**Request**
Can you retype every record below exactly as written?

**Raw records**
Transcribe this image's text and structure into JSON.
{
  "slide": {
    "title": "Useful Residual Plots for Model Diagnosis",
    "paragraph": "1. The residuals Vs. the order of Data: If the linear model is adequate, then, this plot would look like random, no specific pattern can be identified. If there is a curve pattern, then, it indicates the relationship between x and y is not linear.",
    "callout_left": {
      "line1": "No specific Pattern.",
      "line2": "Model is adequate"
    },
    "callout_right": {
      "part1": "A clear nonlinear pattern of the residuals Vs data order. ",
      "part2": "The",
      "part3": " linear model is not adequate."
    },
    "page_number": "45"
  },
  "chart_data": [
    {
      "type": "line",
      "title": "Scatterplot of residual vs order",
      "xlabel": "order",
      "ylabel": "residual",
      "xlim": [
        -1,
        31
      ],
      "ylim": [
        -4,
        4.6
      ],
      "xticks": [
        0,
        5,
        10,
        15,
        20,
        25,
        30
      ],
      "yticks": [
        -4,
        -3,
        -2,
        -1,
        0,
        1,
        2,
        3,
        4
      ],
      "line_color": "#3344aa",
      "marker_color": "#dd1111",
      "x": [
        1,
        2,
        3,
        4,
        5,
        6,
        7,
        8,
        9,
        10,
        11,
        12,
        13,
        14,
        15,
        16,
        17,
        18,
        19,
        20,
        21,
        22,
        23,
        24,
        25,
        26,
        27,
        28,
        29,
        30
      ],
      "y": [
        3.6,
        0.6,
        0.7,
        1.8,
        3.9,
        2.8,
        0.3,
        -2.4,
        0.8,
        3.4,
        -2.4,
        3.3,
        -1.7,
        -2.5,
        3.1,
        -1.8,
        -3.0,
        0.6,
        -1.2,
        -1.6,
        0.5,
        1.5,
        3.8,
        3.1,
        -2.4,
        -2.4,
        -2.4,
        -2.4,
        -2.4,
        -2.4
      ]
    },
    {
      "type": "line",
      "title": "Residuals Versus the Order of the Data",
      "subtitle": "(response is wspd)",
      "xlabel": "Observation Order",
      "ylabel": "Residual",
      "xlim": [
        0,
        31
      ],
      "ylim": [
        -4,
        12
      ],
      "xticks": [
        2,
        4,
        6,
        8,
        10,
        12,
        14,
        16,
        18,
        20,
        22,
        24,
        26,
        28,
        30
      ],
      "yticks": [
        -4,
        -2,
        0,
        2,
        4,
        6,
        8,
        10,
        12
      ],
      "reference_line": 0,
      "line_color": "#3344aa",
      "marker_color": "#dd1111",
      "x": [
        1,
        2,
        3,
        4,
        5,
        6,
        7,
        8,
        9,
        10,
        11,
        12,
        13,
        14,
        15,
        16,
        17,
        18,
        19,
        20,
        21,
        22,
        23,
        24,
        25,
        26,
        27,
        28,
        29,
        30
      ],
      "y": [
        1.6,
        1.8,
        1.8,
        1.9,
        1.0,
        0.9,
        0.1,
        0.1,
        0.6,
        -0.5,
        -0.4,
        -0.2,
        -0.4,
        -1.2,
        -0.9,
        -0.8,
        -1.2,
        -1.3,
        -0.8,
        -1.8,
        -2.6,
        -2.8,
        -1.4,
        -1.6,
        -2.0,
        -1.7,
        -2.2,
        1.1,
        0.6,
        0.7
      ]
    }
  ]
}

**Completed exercise**
Transcribe this image's text and structure into JSON.
{
  "slide": {
    "title": "Useful Residual Plots for Model Diagnosis",
    "paragraph": "1. The residuals Vs. the order of Data: If the linear model is adequate, then, this plot would look like random, no specific pattern can be identified. If there is a curve pattern, then, it indicates the relationship between x and y is not linear.",
    "callout_left": {
      "line1": "No specific Pattern.",
      "line2": "Model is adequate"
    },
    "callout_right": {
      "part1": "A clear nonlinear pattern of the residuals Vs data order. ",
      "part2": "The",
      "part3": " linear model is not adequate."
    },
    "page_number": "45"
  },
  "chart_data": [
    {
      "type": "line",
      "title": "Scatterplot of residual vs order",
      "xlabel": "order",
      "ylabel": "residual",
      "xlim": [
        -1,
        31
      ],
      "ylim": [
        -4,
        4.6
      ],
      "xticks": [
        0,
        5,
        10,
        15,
        20,
        25,
        30
      ],
      "yticks": [
        -4,
        -3,
        -2,
        -1,
        0,
        1,
        2,
        3,
        4
      ],
      "line_color": "#3344aa",
      "marker_color": "#dd1111",
      "x": [
        1,
        2,
        3,
        4,
        5,
        6,
        7,
        8,
        9,
        10,
        11,
        12,
        13,
        14,
        15,
        16,
        17,
        18,
        19,
        20,
        21,
        22,
        23,
        24,
        25,
        26,
        27,
        28,
        29,
        30
      ],
      "y": [
        3.6,
        0.6,
        0.7,
        1.8,
        3.9,
        2.8,
        0.3,
        -2.4,
        0.8,
        3.4,
        -2.4,
        3.3,
        -1.7,
        -2.5,
        3.1,
        -1.8,
        -3.0,
        0.6,
        -1.2,
        -1.6,
        0.5,
        1.5,
        3.8,
        3.1,
        -2.4,
        -2.4,
        -2.4,
        -2.4,
        -2.4,
        -2.4
      ]
    },
    {
      "type": "line",
      "title": "Residuals Versus the Order of the Data",
      "subtitle": "(response is wspd)",
      "xlabel": "Observation Order",
      "ylabel": "Residual",
      "xlim": [
        0,
        31
      ],
      "ylim": [
        -4,
        12
      ],
      "xticks": [
        2,
        4,
        6,
        8,
        10,
        12,
        14,
        16,
        18,
        20,
        22,
        24,
        26,
        28,
        30
      ],
      "yticks": [
        -4,
        -2,
        0,
        2,
        4,
        6,
        8,
        10,
        12
      ],
      "reference_line": 0,
      "line_color": "#3344aa",
      "marker_color": "#dd1111",
      "x": [
        1,
        2,
        3,
        4,
        5,
        6,
        7,
        8,
        9,
        10,
        11,
        12,
        13,
        14,
        15,
        16,
        17,
        18,
        19,
        20,
        21,
        22,
        23,
        24,
        25,
        26,
        27,
        28,
        29,
        30
      ],
      "y": [
        1.6,
        1.8,
        1.8,
        1.9,
        1.0,
        0.9,
        0.1,
        0.1,
        0.6,
        -0.5,
        -0.4,
        -0.2,
        -0.4,
        -1.2,
        -0.9,
        -0.8,
        -1.2,
        -1.3,
        -0.8,
        -1.8,
        -2.6,
        -2.8,
        -1.4,
        -1.6,
        -2.0,
        -1.7,
        -2.2,
        1.1,
        0.6,
        0.7
      ]
    }
  ]
}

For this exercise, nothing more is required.